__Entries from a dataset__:
....
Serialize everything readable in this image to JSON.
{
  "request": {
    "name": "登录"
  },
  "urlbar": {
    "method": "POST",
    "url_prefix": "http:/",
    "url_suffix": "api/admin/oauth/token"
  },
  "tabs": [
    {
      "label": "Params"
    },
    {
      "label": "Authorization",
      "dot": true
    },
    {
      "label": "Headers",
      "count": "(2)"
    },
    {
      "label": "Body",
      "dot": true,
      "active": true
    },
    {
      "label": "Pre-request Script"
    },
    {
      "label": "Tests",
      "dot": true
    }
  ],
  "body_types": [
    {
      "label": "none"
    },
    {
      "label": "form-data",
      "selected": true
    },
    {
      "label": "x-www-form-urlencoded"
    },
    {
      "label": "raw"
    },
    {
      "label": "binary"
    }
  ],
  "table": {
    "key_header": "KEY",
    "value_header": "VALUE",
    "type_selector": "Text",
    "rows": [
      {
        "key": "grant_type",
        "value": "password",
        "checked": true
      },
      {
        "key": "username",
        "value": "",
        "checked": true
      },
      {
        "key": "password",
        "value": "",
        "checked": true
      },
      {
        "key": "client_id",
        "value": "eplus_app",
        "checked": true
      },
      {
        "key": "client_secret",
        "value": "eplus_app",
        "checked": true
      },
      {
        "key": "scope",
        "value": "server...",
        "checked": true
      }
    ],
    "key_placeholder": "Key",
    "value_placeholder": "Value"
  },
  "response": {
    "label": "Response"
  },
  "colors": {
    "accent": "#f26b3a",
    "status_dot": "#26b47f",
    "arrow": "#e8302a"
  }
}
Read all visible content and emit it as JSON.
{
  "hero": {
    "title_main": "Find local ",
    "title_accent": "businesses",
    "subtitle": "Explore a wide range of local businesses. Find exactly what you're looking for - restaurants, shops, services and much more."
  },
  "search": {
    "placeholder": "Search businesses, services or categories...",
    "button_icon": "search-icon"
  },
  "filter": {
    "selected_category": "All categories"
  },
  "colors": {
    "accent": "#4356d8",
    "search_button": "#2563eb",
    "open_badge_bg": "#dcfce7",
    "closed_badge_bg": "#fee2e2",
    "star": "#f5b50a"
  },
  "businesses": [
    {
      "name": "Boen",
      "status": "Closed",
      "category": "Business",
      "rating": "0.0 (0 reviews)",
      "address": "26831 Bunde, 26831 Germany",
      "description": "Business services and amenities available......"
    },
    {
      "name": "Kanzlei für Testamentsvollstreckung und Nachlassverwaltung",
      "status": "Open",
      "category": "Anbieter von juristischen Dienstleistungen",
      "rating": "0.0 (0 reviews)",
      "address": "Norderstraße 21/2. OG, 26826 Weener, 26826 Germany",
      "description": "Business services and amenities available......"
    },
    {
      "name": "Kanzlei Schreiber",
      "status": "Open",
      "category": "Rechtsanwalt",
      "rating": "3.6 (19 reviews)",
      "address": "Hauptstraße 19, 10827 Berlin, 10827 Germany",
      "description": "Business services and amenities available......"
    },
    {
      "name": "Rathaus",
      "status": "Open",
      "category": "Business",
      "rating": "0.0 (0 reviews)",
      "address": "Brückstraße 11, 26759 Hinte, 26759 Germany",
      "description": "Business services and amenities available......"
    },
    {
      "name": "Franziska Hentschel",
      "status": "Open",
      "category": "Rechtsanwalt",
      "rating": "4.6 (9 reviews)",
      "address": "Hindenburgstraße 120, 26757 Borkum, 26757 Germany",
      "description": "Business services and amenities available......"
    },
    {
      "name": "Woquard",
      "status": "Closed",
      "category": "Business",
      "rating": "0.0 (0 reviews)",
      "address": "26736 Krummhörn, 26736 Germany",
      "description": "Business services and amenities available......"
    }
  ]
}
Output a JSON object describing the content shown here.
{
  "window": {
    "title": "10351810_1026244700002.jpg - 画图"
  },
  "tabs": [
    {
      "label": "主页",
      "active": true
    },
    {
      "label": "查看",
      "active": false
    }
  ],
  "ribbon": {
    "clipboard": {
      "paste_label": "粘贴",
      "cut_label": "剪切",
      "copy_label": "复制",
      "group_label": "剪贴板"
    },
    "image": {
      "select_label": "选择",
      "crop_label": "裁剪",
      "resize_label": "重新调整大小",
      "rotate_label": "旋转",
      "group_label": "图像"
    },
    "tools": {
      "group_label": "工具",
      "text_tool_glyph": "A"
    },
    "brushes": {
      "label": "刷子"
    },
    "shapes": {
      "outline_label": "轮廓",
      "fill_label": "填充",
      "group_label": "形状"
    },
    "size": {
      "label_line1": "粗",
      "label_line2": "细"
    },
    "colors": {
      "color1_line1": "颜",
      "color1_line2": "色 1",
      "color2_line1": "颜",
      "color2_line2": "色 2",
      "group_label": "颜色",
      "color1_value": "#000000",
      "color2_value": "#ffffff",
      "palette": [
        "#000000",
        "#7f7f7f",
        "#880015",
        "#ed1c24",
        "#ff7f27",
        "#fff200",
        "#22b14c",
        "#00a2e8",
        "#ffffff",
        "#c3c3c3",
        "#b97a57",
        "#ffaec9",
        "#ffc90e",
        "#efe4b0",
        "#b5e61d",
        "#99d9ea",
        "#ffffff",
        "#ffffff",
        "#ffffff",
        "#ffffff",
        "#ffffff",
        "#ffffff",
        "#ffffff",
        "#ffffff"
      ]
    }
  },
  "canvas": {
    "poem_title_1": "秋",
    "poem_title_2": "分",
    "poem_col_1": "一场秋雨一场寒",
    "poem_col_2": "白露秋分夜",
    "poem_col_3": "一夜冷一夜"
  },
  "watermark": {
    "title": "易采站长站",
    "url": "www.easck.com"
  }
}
....
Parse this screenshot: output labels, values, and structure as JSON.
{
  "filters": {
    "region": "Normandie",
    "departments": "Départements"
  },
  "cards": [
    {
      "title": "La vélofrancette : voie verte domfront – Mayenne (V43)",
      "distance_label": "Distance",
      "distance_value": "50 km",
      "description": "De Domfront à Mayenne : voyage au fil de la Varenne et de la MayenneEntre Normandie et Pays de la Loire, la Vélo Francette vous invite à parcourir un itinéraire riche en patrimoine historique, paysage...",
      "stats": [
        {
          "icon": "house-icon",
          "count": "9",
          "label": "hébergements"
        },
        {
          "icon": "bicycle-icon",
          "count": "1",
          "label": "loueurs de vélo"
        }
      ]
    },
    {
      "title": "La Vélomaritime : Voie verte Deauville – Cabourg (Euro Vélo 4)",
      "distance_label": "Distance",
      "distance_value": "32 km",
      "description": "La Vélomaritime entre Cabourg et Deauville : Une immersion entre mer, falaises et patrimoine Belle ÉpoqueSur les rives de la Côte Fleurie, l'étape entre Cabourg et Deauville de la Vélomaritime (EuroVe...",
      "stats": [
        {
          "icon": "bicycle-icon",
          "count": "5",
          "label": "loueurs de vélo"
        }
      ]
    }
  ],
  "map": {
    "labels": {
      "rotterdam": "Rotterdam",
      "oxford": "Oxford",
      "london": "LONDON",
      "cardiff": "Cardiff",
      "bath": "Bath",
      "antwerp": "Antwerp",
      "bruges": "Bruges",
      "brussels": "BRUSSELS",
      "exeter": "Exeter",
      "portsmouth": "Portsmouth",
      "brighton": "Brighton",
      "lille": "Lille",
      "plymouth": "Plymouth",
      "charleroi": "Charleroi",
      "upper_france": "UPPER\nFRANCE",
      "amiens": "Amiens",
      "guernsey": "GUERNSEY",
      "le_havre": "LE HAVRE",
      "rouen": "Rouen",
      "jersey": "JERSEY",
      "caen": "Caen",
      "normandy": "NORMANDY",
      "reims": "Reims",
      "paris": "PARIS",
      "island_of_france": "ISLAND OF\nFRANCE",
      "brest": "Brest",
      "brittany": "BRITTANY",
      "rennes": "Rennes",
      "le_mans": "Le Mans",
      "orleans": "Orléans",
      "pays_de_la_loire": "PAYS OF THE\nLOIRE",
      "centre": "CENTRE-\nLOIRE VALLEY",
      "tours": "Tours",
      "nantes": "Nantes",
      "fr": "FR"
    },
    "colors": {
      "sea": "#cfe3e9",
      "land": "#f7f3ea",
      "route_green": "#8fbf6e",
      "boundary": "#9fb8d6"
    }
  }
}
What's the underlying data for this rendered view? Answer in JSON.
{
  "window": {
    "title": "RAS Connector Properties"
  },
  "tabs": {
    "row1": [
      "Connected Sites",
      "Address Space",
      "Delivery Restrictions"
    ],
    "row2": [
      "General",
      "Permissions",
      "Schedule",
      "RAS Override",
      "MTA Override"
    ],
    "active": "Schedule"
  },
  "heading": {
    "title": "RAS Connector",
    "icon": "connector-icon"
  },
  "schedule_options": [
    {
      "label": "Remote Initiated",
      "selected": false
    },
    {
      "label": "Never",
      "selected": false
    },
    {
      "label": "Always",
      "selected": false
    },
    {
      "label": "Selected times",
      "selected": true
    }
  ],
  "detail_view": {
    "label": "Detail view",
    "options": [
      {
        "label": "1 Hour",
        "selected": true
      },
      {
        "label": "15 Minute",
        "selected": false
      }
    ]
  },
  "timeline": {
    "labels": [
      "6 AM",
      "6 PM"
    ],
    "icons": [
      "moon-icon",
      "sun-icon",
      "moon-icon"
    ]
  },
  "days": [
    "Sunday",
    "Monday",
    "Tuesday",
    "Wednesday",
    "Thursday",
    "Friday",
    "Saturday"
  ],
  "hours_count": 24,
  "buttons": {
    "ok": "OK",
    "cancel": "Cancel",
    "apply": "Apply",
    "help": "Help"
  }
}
....
__Exercise objective__: Identify how many lines in the entries above contain the word "nFRANCE" and provide only that figure.

__Solution to this task__: 2